*** Opening of Data under study ***

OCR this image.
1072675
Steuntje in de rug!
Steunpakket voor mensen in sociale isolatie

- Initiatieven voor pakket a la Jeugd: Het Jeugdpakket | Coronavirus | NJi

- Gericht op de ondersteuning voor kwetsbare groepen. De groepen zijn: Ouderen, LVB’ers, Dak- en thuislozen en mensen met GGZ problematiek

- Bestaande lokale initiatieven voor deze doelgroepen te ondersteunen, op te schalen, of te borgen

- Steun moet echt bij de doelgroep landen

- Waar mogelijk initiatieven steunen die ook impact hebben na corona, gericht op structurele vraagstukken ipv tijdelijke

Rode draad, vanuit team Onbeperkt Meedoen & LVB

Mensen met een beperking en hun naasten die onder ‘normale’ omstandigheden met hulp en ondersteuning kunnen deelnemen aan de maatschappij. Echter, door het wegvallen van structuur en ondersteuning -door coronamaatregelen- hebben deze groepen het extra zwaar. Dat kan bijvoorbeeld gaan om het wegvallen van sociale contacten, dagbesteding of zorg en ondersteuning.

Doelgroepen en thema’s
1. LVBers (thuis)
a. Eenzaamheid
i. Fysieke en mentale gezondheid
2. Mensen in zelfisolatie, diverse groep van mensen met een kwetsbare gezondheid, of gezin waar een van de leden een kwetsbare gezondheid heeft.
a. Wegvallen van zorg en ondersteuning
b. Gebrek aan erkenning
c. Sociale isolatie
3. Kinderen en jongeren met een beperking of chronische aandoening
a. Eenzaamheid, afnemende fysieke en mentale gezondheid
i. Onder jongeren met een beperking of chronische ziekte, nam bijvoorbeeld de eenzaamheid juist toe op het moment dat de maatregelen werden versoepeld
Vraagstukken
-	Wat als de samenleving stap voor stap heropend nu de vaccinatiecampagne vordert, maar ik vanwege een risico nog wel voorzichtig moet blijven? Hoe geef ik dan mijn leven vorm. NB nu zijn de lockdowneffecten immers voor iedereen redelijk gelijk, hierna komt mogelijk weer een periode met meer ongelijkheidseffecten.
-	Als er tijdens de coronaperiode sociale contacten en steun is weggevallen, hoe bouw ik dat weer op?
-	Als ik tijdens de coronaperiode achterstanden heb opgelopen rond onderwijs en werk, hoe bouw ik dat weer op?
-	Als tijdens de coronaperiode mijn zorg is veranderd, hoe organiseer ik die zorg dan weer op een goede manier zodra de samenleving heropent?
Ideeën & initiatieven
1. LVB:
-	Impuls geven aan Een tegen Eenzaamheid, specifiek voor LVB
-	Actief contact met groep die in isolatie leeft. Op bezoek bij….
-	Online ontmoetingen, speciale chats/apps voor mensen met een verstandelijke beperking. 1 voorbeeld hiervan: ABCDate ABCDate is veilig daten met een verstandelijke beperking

*** Close of Data under study ***

▸ **Exercise**: Since only the total is wanted, work out how many lines of the data above contain "contacten" and state it alone.

▸ **Solution to the problem**: 2